The request
Output the material beneath this task exactly, images excluded.

Data for the task

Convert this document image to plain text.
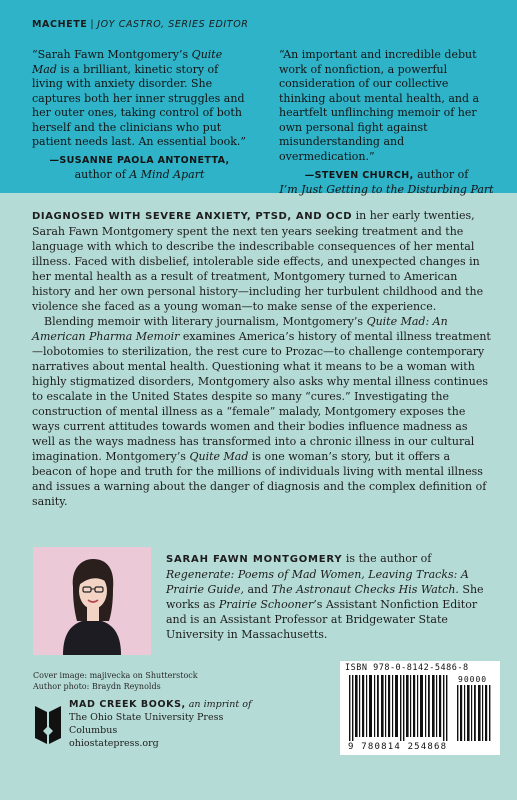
MACHETE | JOY CASTRO, SERIES EDITOR
“Sarah Fawn Montgomery’s Quite Mad is a brilliant, kinetic story of living with anxiety disorder. She captures both her inner struggles and her outer ones, taking control of both herself and the clinicians who put patient needs last. An essential book.”
—SUSANNE PAOLA ANTONETTA,
author of A Mind Apart
“An important and incredible debut work of nonfiction, a powerful consideration of our collective thinking about mental health, and a heartfelt unflinching memoir of her own personal fight against misunderstanding and overmedication.”
—STEVEN CHURCH, author of
I’m Just Getting to the Disturbing Part

DIAGNOSED WITH SEVERE ANXIETY, PTSD, AND OCD in her early twenties, Sarah Fawn Montgomery spent the next ten years seeking treatment and the language with which to describe the indescribable consequences of her mental illness. Faced with disbelief, intolerable side effects, and unexpected changes in her mental health as a result of treatment, Montgomery turned to American history and her own personal history—including her turbulent childhood and the violence she faced as a young woman—to make sense of the experience.

Blending memoir with literary journalism, Montgomery’s Quite Mad: An American Pharma Memoir examines America’s history of mental illness treatment—lobotomies to sterilization, the rest cure to Prozac—to challenge contemporary narratives about mental health. Questioning what it means to be a woman with highly stigmatized disorders, Montgomery also asks why mental illness continues to escalate in the United States despite so many “cures.” Investigating the construction of mental illness as a “female” malady, Montgomery exposes the ways current attitudes towards women and their bodies influence madness as well as the ways madness has transformed into a chronic illness in our cultural imagination. Montgomery’s Quite Mad is one woman’s story, but it offers a beacon of hope and truth for the millions of individuals living with mental illness and issues a warning about the danger of diagnosis and the complex definition of sanity.

SARAH FAWN MONTGOMERY is the author of Regenerate: Poems of Mad Women, Leaving Tracks: A Prairie Guide, and The Astronaut Checks His Watch. She works as Prairie Schooner’s Assistant Nonfiction Editor and is an Assistant Professor at Bridgewater State University in Massachusetts.
Cover image: majivecka on Shutterstock
Author photo: Braydn Reynolds
MAD CREEK BOOKS, an imprint of
The Ohio State University Press
Columbus
ohiostatepress.org
ISBN 978-0-8142-5486-8
90000
9 780814 254868
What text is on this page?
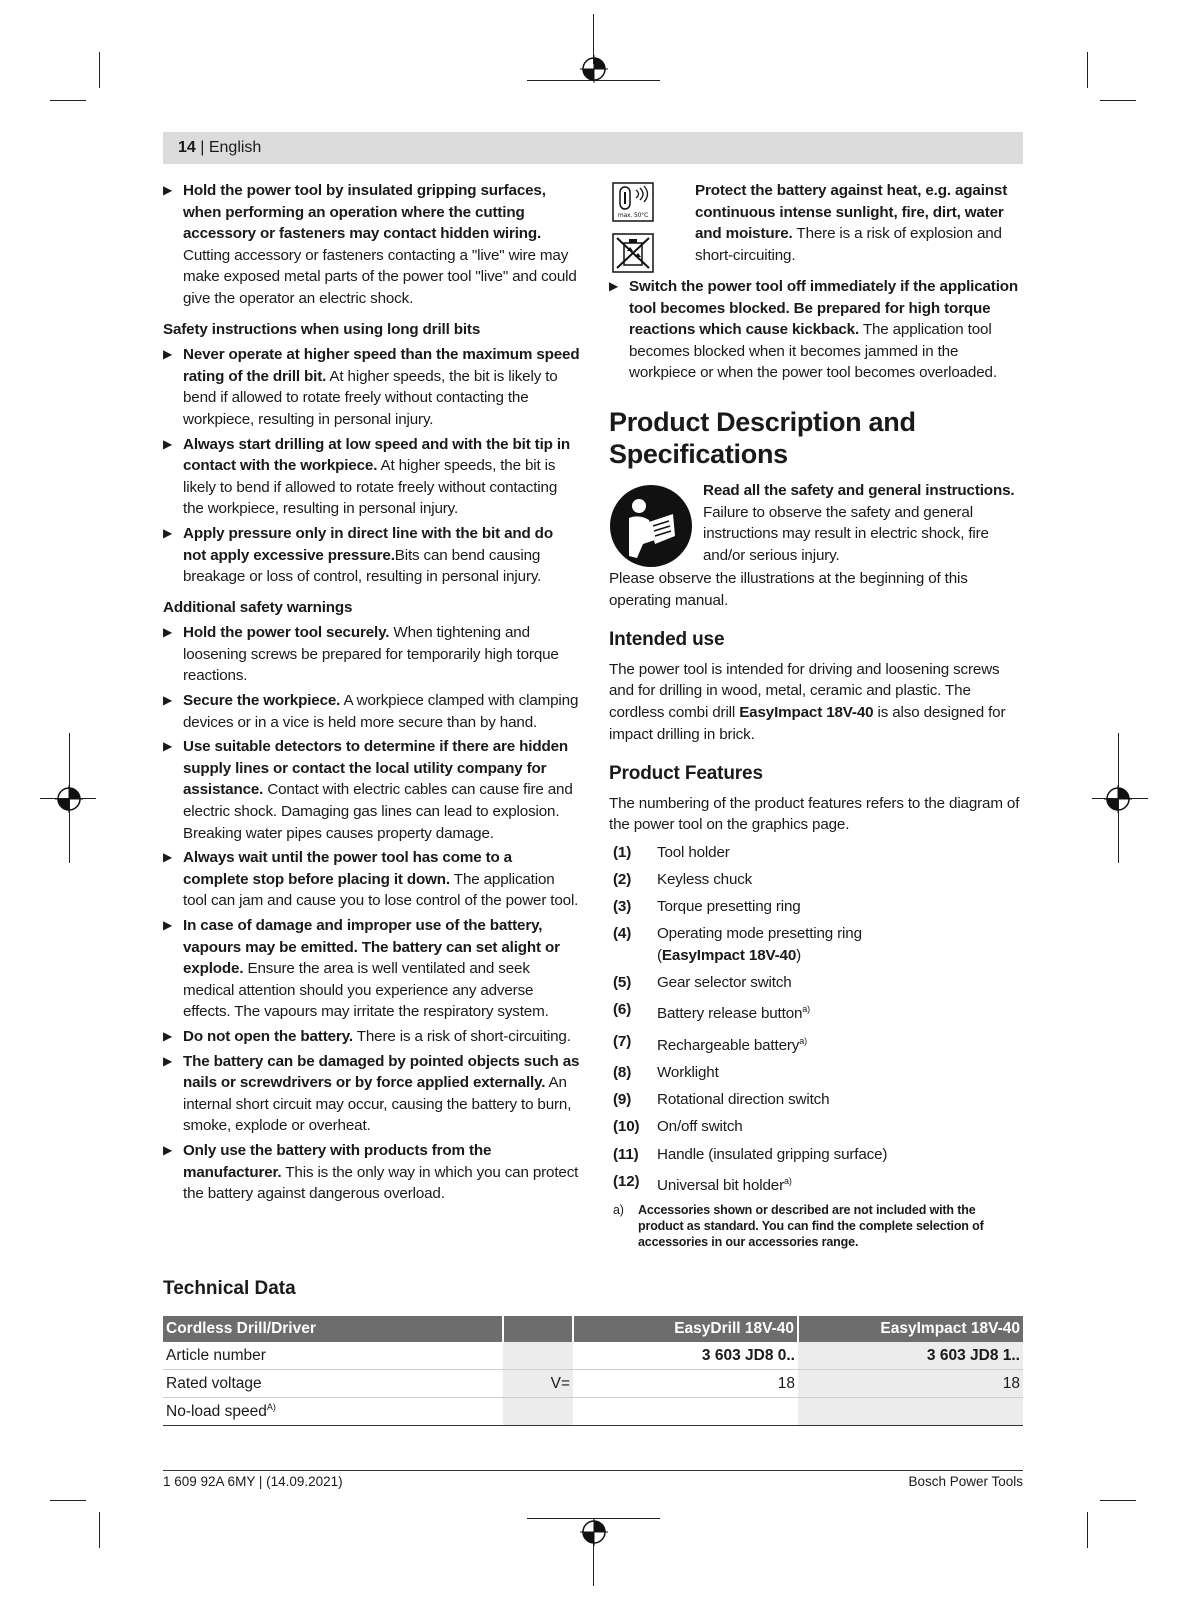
14 | English
▶ Hold the power tool by insulated gripping surfaces, when performing an operation where the cutting accessory or fasteners may contact hidden wiring. Cutting accessory or fasteners contacting a "live" wire may make exposed metal parts of the power tool "live" and could give the operator an electric shock.
Safety instructions when using long drill bits
▶ Never operate at higher speed than the maximum speed rating of the drill bit. At higher speeds, the bit is likely to bend if allowed to rotate freely without contacting the workpiece, resulting in personal injury.
▶ Always start drilling at low speed and with the bit tip in contact with the workpiece. At higher speeds, the bit is likely to bend if allowed to rotate freely without contacting the workpiece, resulting in personal injury.
▶ Apply pressure only in direct line with the bit and do not apply excessive pressure.Bits can bend causing breakage or loss of control, resulting in personal injury.
Additional safety warnings
▶ Hold the power tool securely. When tightening and loosening screws be prepared for temporarily high torque reactions.
▶ Secure the workpiece. A workpiece clamped with clamping devices or in a vice is held more secure than by hand.
▶ Use suitable detectors to determine if there are hidden supply lines or contact the local utility company for assistance. Contact with electric cables can cause fire and electric shock. Damaging gas lines can lead to explosion. Breaking water pipes causes property damage.
▶ Always wait until the power tool has come to a complete stop before placing it down. The application tool can jam and cause you to lose control of the power tool.
▶ In case of damage and improper use of the battery, vapours may be emitted. The battery can set alight or explode. Ensure the area is well ventilated and seek medical attention should you experience any adverse effects. The vapours may irritate the respiratory system.
▶ Do not open the battery. There is a risk of short-circuiting.
▶ The battery can be damaged by pointed objects such as nails or screwdrivers or by force applied externally. An internal short circuit may occur, causing the battery to burn, smoke, explode or overheat.
▶ Only use the battery with products from the manufacturer. This is the only way in which you can protect the battery against dangerous overload.
max. 50°C

Protect the battery against heat, e.g. against continuous intense sunlight, fire, dirt, water and moisture. There is a risk of explosion and short-circuiting.
▶ Switch the power tool off immediately if the application tool becomes blocked. Be prepared for high torque reactions which cause kickback. The application tool becomes blocked when it becomes jammed in the workpiece or when the power tool becomes overloaded.
Product Description and Specifications
Read all the safety and general instructions. Failure to observe the safety and general instructions may result in electric shock, fire and/or serious injury.
Please observe the illustrations at the beginning of this operating manual.
Intended use
The power tool is intended for driving and loosening screws and for drilling in wood, metal, ceramic and plastic. The cordless combi drill EasyImpact 18V-40 is also designed for impact drilling in brick.
Product Features
The numbering of the product features refers to the diagram of the power tool on the graphics page.
(1)	Tool holder
(2)	Keyless chuck
(3)	Torque presetting ring
(4)	Operating mode presetting ring
(EasyImpact 18V-40)
(5)	Gear selector switch
(6)	Battery release button$^{a)}$
(7)	Rechargeable battery$^{a)}$
(8)	Worklight
(9)	Rotational direction switch
(10)	On/off switch
(11)	Handle (insulated gripping surface)
(12)	Universal bit holder$^{a)}$
a)	Accessories shown or described are not included with the product as standard. You can find the complete selection of accessories in our accessories range.
Technical Data
Cordless Drill/Driver		EasyDrill 18V-40	EasyImpact 18V-40
Article number		3 603 JD8 0..	3 603 JD8 1..
Rated voltage	V=	18	18
No-load speed$^{A)}$			
1 609 92A 6MY | (14.09.2021)	Bosch Power Tools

Solution
Convert this document image to plain text.
MACHETE | JOY CASTRO, SERIES EDITOR
“Sarah Fawn Montgomery’s Quite Mad is a brilliant, kinetic story of living with anxiety disorder. She captures both her inner struggles and her outer ones, taking control of both herself and the clinicians who put patient needs last. An essential book.”
—SUSANNE PAOLA ANTONETTA,
author of A Mind Apart
“An important and incredible debut work of nonfiction, a powerful consideration of our collective thinking about mental health, and a heartfelt unflinching memoir of her own personal fight against misunderstanding and overmedication.”
—STEVEN CHURCH, author of
I’m Just Getting to the Disturbing Part

DIAGNOSED WITH SEVERE ANXIETY, PTSD, AND OCD in her early twenties, Sarah Fawn Montgomery spent the next ten years seeking treatment and the language with which to describe the indescribable consequences of her mental illness. Faced with disbelief, intolerable side effects, and unexpected changes in her mental health as a result of treatment, Montgomery turned to American history and her own personal history—including her turbulent childhood and the violence she faced as a young woman—to make sense of the experience.

Blending memoir with literary journalism, Montgomery’s Quite Mad: An American Pharma Memoir examines America’s history of mental illness treatment—lobotomies to sterilization, the rest cure to Prozac—to challenge contemporary narratives about mental health. Questioning what it means to be a woman with highly stigmatized disorders, Montgomery also asks why mental illness continues to escalate in the United States despite so many “cures.” Investigating the construction of mental illness as a “female” malady, Montgomery exposes the ways current attitudes towards women and their bodies influence madness as well as the ways madness has transformed into a chronic illness in our cultural imagination. Montgomery’s Quite Mad is one woman’s story, but it offers a beacon of hope and truth for the millions of individuals living with mental illness and issues a warning about the danger of diagnosis and the complex definition of sanity.

SARAH FAWN MONTGOMERY is the author of Regenerate: Poems of Mad Women, Leaving Tracks: A Prairie Guide, and The Astronaut Checks His Watch. She works as Prairie Schooner’s Assistant Nonfiction Editor and is an Assistant Professor at Bridgewater State University in Massachusetts.
Cover image: majivecka on Shutterstock
Author photo: Braydn Reynolds
MAD CREEK BOOKS, an imprint of
The Ohio State University Press
Columbus
ohiostatepress.org
ISBN 978-0-8142-5486-8
90000
9 780814 254868
What text is on this page?
14 | English
▶ Hold the power tool by insulated gripping surfaces, when performing an operation where the cutting accessory or fasteners may contact hidden wiring. Cutting accessory or fasteners contacting a "live" wire may make exposed metal parts of the power tool "live" and could give the operator an electric shock.
Safety instructions when using long drill bits
▶ Never operate at higher speed than the maximum speed rating of the drill bit. At higher speeds, the bit is likely to bend if allowed to rotate freely without contacting the workpiece, resulting in personal injury.
▶ Always start drilling at low speed and with the bit tip in contact with the workpiece. At higher speeds, the bit is likely to bend if allowed to rotate freely without contacting the workpiece, resulting in personal injury.
▶ Apply pressure only in direct line with the bit and do not apply excessive pressure.Bits can bend causing breakage or loss of control, resulting in personal injury.
Additional safety warnings
▶ Hold the power tool securely. When tightening and loosening screws be prepared for temporarily high torque reactions.
▶ Secure the workpiece. A workpiece clamped with clamping devices or in a vice is held more secure than by hand.
▶ Use suitable detectors to determine if there are hidden supply lines or contact the local utility company for assistance. Contact with electric cables can cause fire and electric shock. Damaging gas lines can lead to explosion. Breaking water pipes causes property damage.
▶ Always wait until the power tool has come to a complete stop before placing it down. The application tool can jam and cause you to lose control of the power tool.
▶ In case of damage and improper use of the battery, vapours may be emitted. The battery can set alight or explode. Ensure the area is well ventilated and seek medical attention should you experience any adverse effects. The vapours may irritate the respiratory system.
▶ Do not open the battery. There is a risk of short-circuiting.
▶ The battery can be damaged by pointed objects such as nails or screwdrivers or by force applied externally. An internal short circuit may occur, causing the battery to burn, smoke, explode or overheat.
▶ Only use the battery with products from the manufacturer. This is the only way in which you can protect the battery against dangerous overload.
max. 50°C

Protect the battery against heat, e.g. against continuous intense sunlight, fire, dirt, water and moisture. There is a risk of explosion and short-circuiting.
▶ Switch the power tool off immediately if the application tool becomes blocked. Be prepared for high torque reactions which cause kickback. The application tool becomes blocked when it becomes jammed in the workpiece or when the power tool becomes overloaded.
Product Description and Specifications
Read all the safety and general instructions. Failure to observe the safety and general instructions may result in electric shock, fire and/or serious injury.
Please observe the illustrations at the beginning of this operating manual.
Intended use
The power tool is intended for driving and loosening screws and for drilling in wood, metal, ceramic and plastic. The cordless combi drill EasyImpact 18V-40 is also designed for impact drilling in brick.
Product Features
The numbering of the product features refers to the diagram of the power tool on the graphics page.
(1)	Tool holder
(2)	Keyless chuck
(3)	Torque presetting ring
(4)	Operating mode presetting ring
(EasyImpact 18V-40)
(5)	Gear selector switch
(6)	Battery release button$^{a)}$
(7)	Rechargeable battery$^{a)}$
(8)	Worklight
(9)	Rotational direction switch
(10)	On/off switch
(11)	Handle (insulated gripping surface)
(12)	Universal bit holder$^{a)}$
a)	Accessories shown or described are not included with the product as standard. You can find the complete selection of accessories in our accessories range.
Technical Data
Cordless Drill/Driver		EasyDrill 18V-40	EasyImpact 18V-40
Article number		3 603 JD8 0..	3 603 JD8 1..
Rated voltage	V=	18	18
No-load speed$^{A)}$			
1 609 92A 6MY | (14.09.2021)	Bosch Power Tools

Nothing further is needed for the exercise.